**Exercise inputs**
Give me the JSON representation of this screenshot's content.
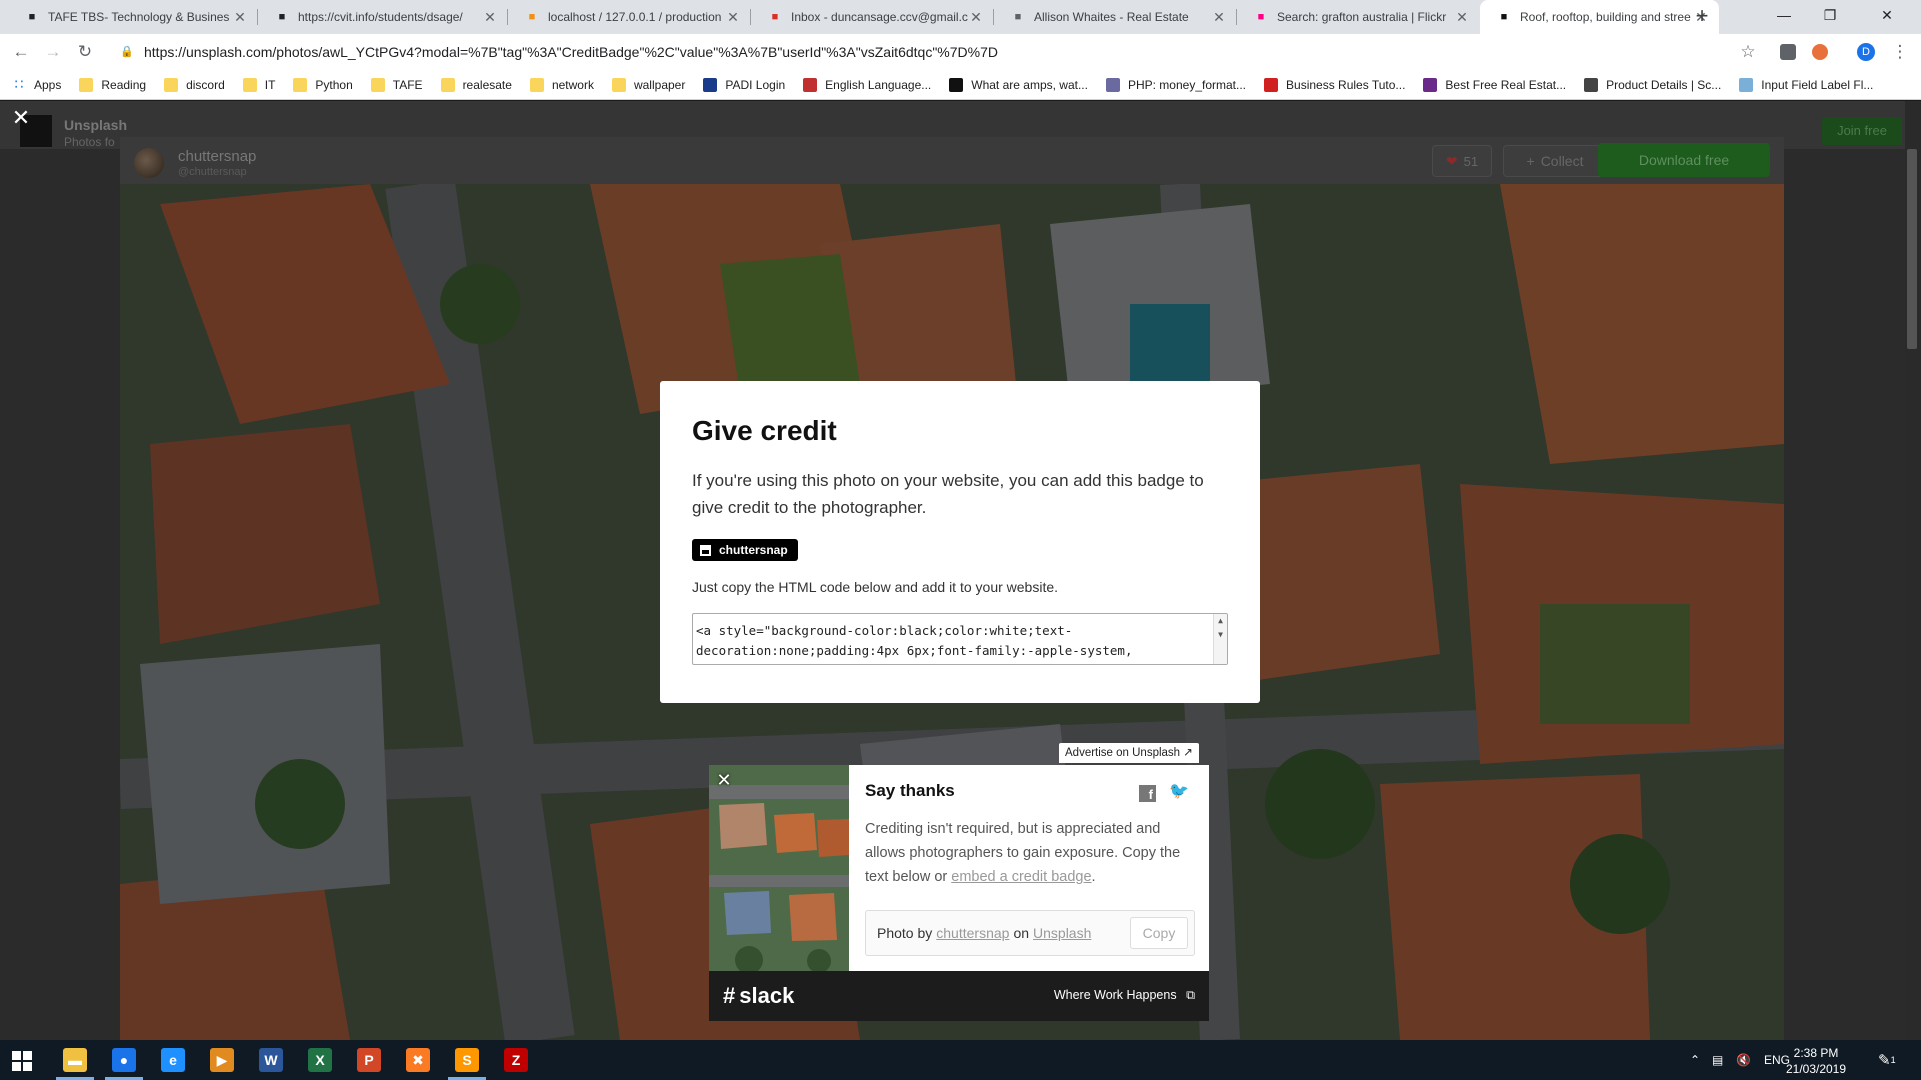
{
  "tabs": [
    {
      "title": "TAFE TBS- Technology & Busines",
      "icon": "graduation-cap-icon",
      "color": "#202124"
    },
    {
      "title": "https://cvit.info/students/dsage/",
      "icon": "graduation-cap-icon",
      "color": "#202124"
    },
    {
      "title": "localhost / 127.0.0.1 / production",
      "icon": "phpmyadmin-icon",
      "color": "#f29111"
    },
    {
      "title": "Inbox - duncansage.ccv@gmail.c",
      "icon": "gmail-icon",
      "color": "#d93025"
    },
    {
      "title": "Allison Whaites - Real Estate",
      "icon": "document-icon",
      "color": "#5f6368"
    },
    {
      "title": "Search: grafton australia | Flickr",
      "icon": "flickr-icon",
      "color": "#ff0084"
    },
    {
      "title": "Roof, rooftop, building and stree",
      "icon": "unsplash-icon",
      "color": "#111111"
    }
  ],
  "url": "https://unsplash.com/photos/awL_YCtPGv4?modal=%7B\"tag\"%3A\"CreditBadge\"%2C\"value\"%3A%7B\"userId\"%3A\"vsZait6dtqc\"%7D%7D",
  "profile_initial": "D",
  "bookmarks": [
    {
      "label": "Apps",
      "type": "apps"
    },
    {
      "label": "Reading",
      "type": "folder"
    },
    {
      "label": "discord",
      "type": "folder"
    },
    {
      "label": "IT",
      "type": "folder"
    },
    {
      "label": "Python",
      "type": "folder"
    },
    {
      "label": "TAFE",
      "type": "folder"
    },
    {
      "label": "realesate",
      "type": "folder"
    },
    {
      "label": "network",
      "type": "folder"
    },
    {
      "label": "wallpaper",
      "type": "folder"
    },
    {
      "label": "PADI Login",
      "type": "site",
      "color": "#1a3a8a"
    },
    {
      "label": "English Language...",
      "type": "site",
      "color": "#c03030"
    },
    {
      "label": "What are amps, wat...",
      "type": "site",
      "color": "#111111"
    },
    {
      "label": "PHP: money_format...",
      "type": "site",
      "color": "#6a6aa0"
    },
    {
      "label": "Business Rules Tuto...",
      "type": "site",
      "color": "#d02020"
    },
    {
      "label": "Best Free Real Estat...",
      "type": "site",
      "color": "#6a2a8a"
    },
    {
      "label": "Product Details | Sc...",
      "type": "site",
      "color": "#444444"
    },
    {
      "label": "Input Field Label Fl...",
      "type": "site",
      "color": "#7ab0d8"
    }
  ],
  "background_page": {
    "brand": "Unsplash",
    "brand_sub": "Photos fo",
    "join": "Join free"
  },
  "photo_header": {
    "photographer": "chuttersnap",
    "handle": "@chuttersnap",
    "likes": "51",
    "collect": "Collect",
    "download": "Download free"
  },
  "credit_modal": {
    "title": "Give credit",
    "description": "If you're using this photo on your website, you can add this badge to give credit to the photographer.",
    "badge_label": "chuttersnap",
    "instruction": "Just copy the HTML code below and add it to your website.",
    "code_line1": "<a style=\"background-color:black;color:white;text-",
    "code_line2": "decoration:none;padding:4px 6px;font-family:-apple-system,"
  },
  "ad_tag": "Advertise on Unsplash ↗",
  "say_thanks": {
    "title": "Say thanks",
    "body_part1": "Crediting isn't required, but is appreciated and allows photographers to gain exposure. Copy the text below or ",
    "body_link": "embed a credit badge",
    "body_part2": ".",
    "attr_prefix": "Photo by",
    "attr_user": "chuttersnap",
    "attr_on": "on",
    "attr_site": "Unsplash",
    "copy": "Copy"
  },
  "slack_ad": {
    "logo": "slack",
    "tagline": "Where Work Happens"
  },
  "taskbar": {
    "apps": [
      {
        "name": "file-explorer-icon",
        "color": "#f0c040",
        "glyph": "▬",
        "running": true
      },
      {
        "name": "chrome-icon",
        "color": "#1a73e8",
        "glyph": "●",
        "running": true
      },
      {
        "name": "internet-explorer-icon",
        "color": "#1e90ff",
        "glyph": "e",
        "running": false
      },
      {
        "name": "media-player-icon",
        "color": "#e08a20",
        "glyph": "▶",
        "running": false
      },
      {
        "name": "word-icon",
        "color": "#2b579a",
        "glyph": "W",
        "running": false
      },
      {
        "name": "excel-icon",
        "color": "#217346",
        "glyph": "X",
        "running": false
      },
      {
        "name": "powerpoint-icon",
        "color": "#d24726",
        "glyph": "P",
        "running": false
      },
      {
        "name": "xampp-icon",
        "color": "#fb7a24",
        "glyph": "✖",
        "running": false
      },
      {
        "name": "sublime-text-icon",
        "color": "#ff9800",
        "glyph": "S",
        "running": true
      },
      {
        "name": "filezilla-icon",
        "color": "#bf0000",
        "glyph": "Z",
        "running": false
      }
    ],
    "lang": "ENG",
    "time": "2:38 PM",
    "date": "21/03/2019",
    "notifications": "1"
  }
}
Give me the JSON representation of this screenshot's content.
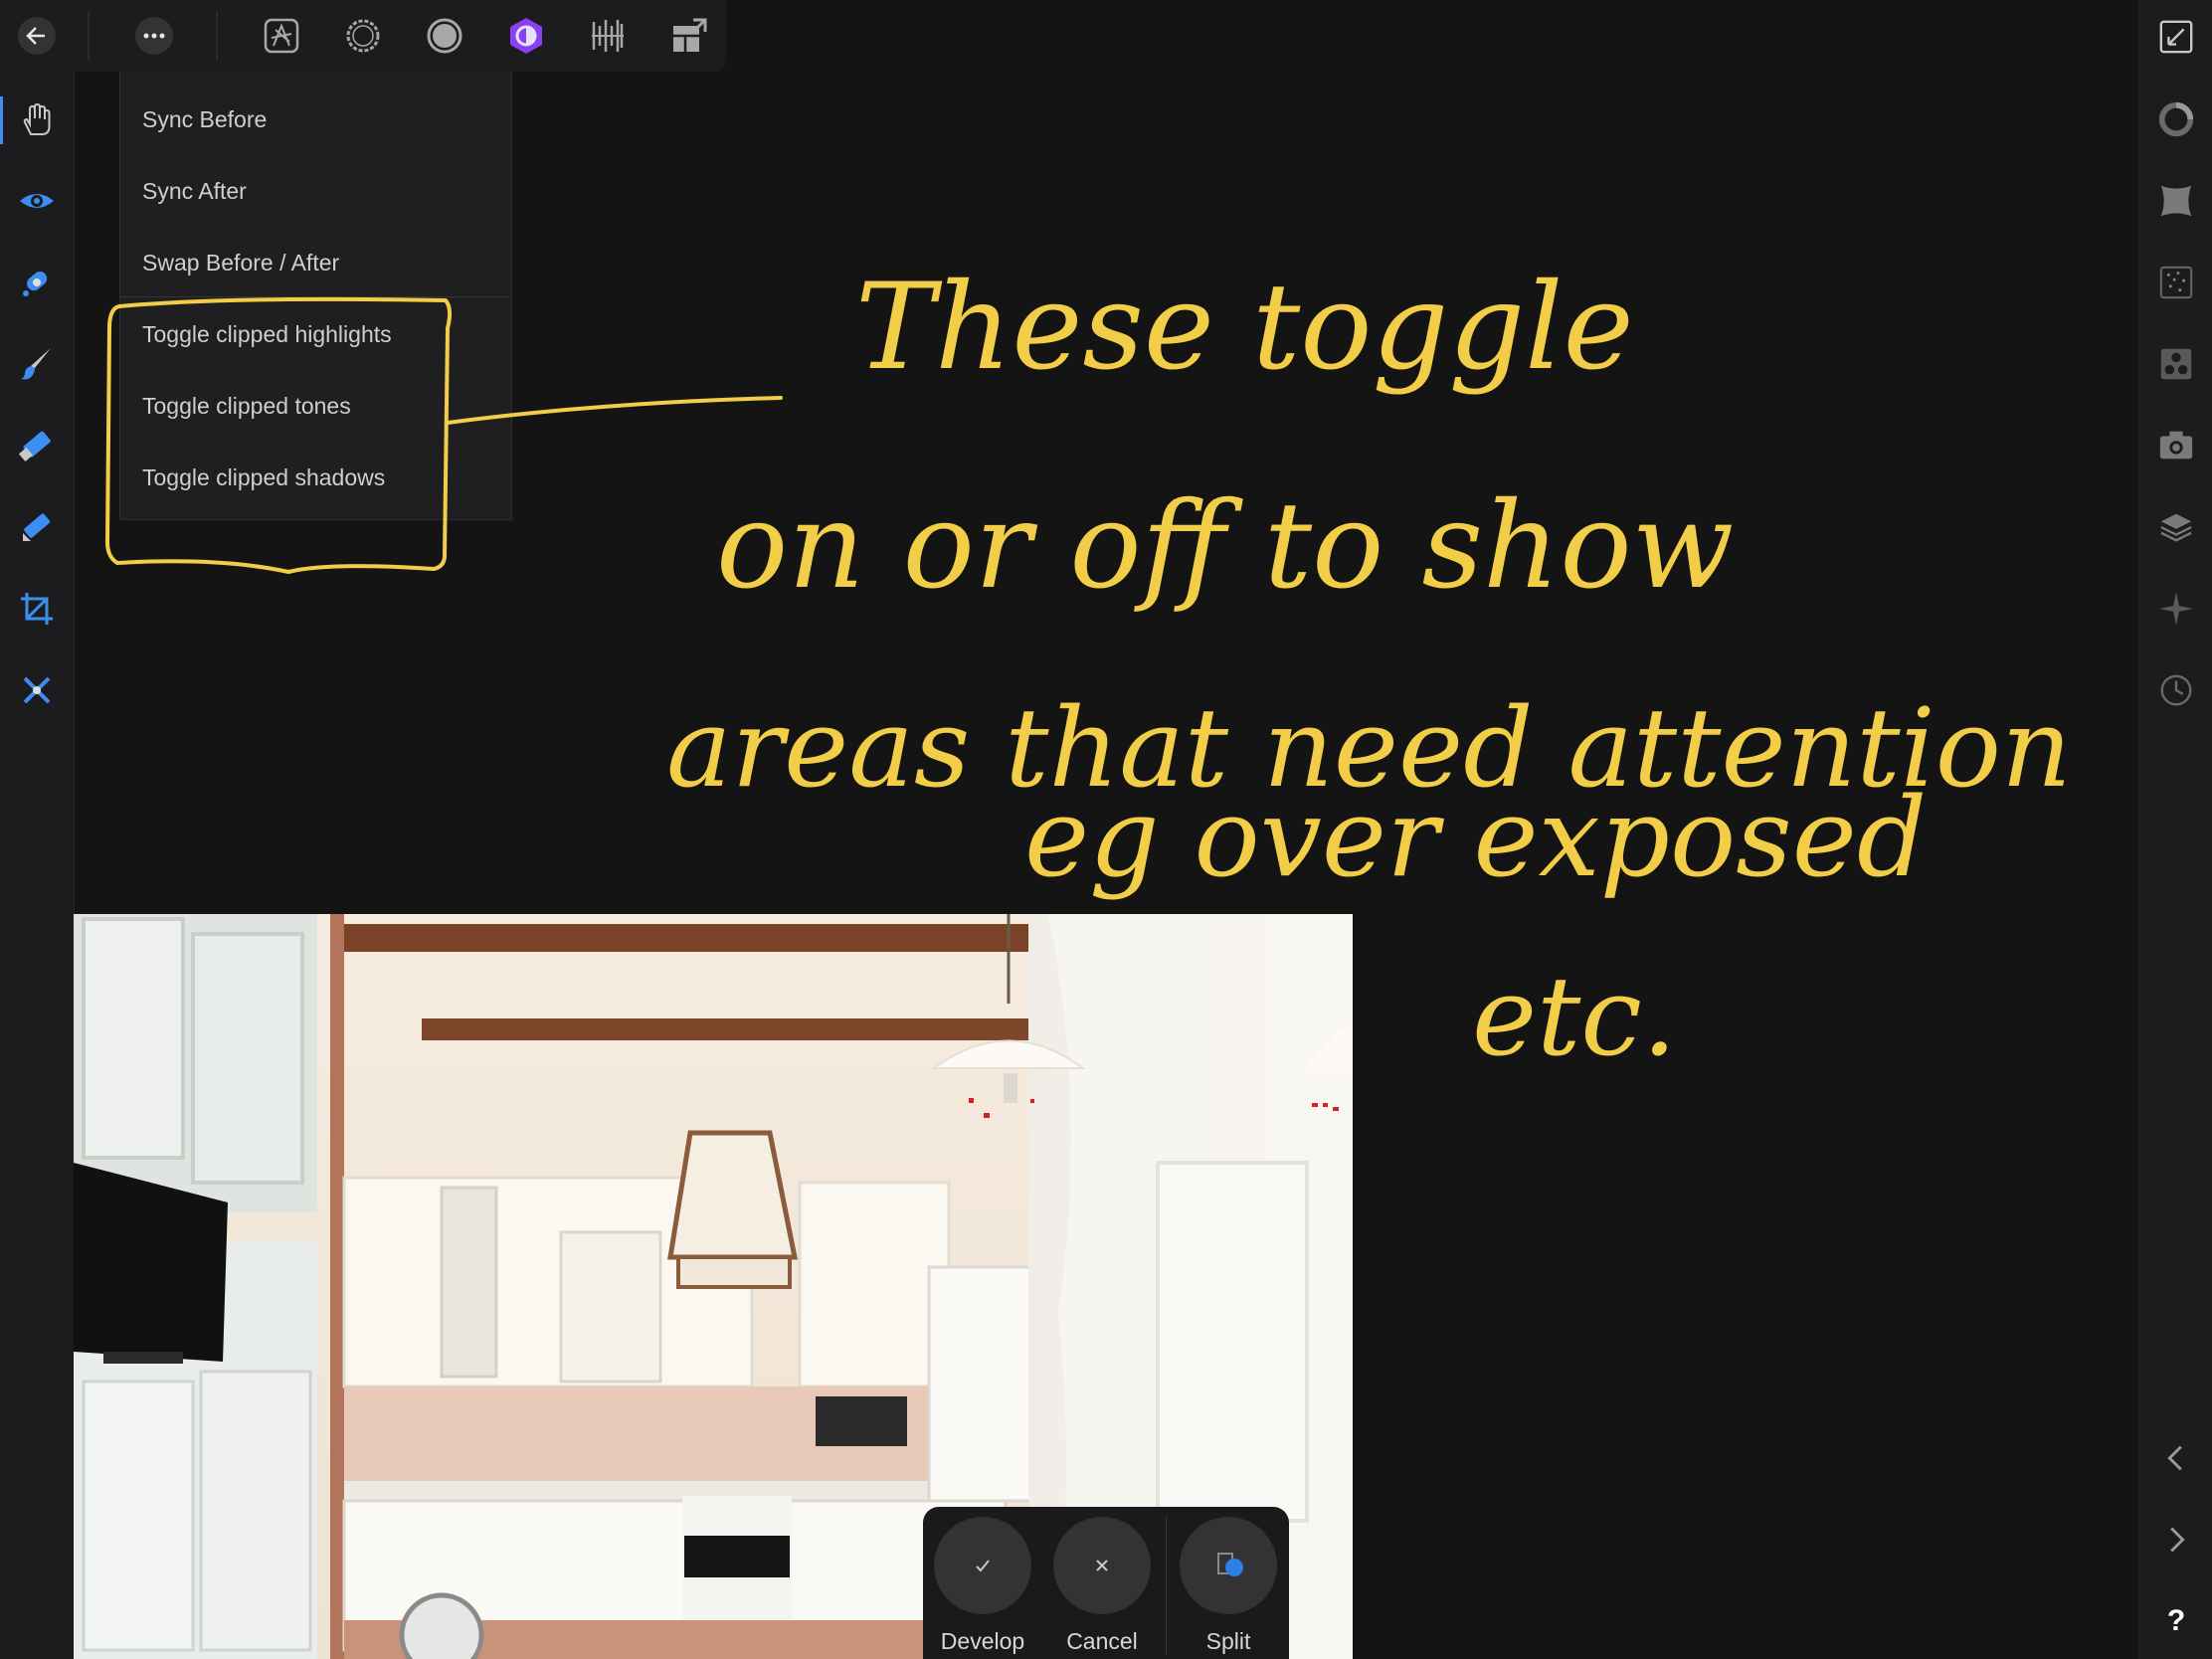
{
  "top_toolbar": {
    "back_icon": "back-arrow-icon",
    "more_icon": "ellipsis-icon",
    "personas": [
      "photo-persona-icon",
      "liquify-persona-icon",
      "develop-persona-icon",
      "tone-mapping-persona-icon",
      "export-persona-icon",
      "layout-persona-icon"
    ],
    "active_persona": "tone-mapping-persona-icon",
    "accent_color": "#8a3ff0"
  },
  "menu": {
    "items": [
      {
        "label": "Sync Before"
      },
      {
        "label": "Sync After"
      },
      {
        "label": "Swap Before / After"
      },
      {
        "label": "Toggle clipped highlights"
      },
      {
        "label": "Toggle clipped tones"
      },
      {
        "label": "Toggle clipped shadows"
      }
    ]
  },
  "left_toolbar": {
    "tools": [
      "hand-tool-icon",
      "red-eye-tool-icon",
      "blemish-tool-icon",
      "brush-tool-icon",
      "erase-tool-icon",
      "gradient-tool-icon",
      "crop-tool-icon",
      "white-balance-tool-icon"
    ],
    "active_tool": "hand-tool-icon",
    "tool_color": "#3d8ef2"
  },
  "right_toolbar": {
    "items": [
      "fit-view-icon",
      "basic-panel-icon",
      "lens-panel-icon",
      "details-panel-icon",
      "tones-panel-icon",
      "overlays-panel-icon",
      "layers-panel-icon",
      "focus-panel-icon",
      "history-panel-icon",
      "prev-arrow-icon",
      "next-arrow-icon",
      "help-icon"
    ],
    "help_label": "?"
  },
  "bottom_panel": {
    "develop_label": "Develop",
    "cancel_label": "Cancel",
    "split_label": "Split"
  },
  "annotation": {
    "color": "#f2cd48",
    "lines": [
      "These toggle",
      "on or off to show",
      "areas that need attention",
      "eg over exposed",
      "etc."
    ]
  }
}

**Instructions for the task**
Count every line in the entries above where the word "white" appears; respond with the number alone.

**Task answer**
2